■ **Extracted records**

━━━━━━━━━━

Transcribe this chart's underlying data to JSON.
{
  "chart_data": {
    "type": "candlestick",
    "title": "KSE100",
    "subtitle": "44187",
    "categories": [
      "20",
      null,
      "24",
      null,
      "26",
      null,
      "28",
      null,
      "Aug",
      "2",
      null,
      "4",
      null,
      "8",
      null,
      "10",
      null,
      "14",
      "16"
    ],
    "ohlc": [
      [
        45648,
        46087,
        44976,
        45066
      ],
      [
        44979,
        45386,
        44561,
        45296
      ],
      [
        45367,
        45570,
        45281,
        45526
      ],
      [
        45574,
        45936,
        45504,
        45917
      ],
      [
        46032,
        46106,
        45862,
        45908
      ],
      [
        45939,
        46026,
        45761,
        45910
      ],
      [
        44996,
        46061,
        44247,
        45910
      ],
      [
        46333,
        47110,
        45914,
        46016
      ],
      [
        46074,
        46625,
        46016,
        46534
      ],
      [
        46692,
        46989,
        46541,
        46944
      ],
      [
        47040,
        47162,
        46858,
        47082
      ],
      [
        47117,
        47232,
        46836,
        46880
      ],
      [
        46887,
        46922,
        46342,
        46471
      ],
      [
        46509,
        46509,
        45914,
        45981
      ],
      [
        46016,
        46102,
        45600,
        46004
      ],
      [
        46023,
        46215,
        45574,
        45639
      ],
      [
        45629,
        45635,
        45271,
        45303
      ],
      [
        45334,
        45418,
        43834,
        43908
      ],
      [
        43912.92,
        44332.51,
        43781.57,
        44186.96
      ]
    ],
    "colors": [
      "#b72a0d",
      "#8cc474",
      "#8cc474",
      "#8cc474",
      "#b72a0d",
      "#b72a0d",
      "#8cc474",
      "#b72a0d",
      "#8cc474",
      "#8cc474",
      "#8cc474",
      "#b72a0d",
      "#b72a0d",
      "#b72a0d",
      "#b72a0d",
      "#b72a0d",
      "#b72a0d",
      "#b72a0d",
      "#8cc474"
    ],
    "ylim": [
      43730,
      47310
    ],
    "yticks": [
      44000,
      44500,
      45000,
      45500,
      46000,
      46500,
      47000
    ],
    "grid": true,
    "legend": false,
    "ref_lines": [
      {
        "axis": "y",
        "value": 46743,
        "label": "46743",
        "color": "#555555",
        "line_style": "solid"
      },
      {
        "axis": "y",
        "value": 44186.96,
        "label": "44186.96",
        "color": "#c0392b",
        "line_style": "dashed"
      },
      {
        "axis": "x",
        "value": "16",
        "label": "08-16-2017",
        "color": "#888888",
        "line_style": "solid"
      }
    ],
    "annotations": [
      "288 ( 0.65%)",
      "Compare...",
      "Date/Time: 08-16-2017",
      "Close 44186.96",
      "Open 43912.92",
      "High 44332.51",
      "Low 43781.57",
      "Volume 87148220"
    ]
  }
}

━━━━━━━━━━

■ **What the task requires**
Copy all lines of the listing above that contain the string "label".

■ **Written response**
        "label": "46743",
        "label": "44186.96",
        "label": "08-16-2017",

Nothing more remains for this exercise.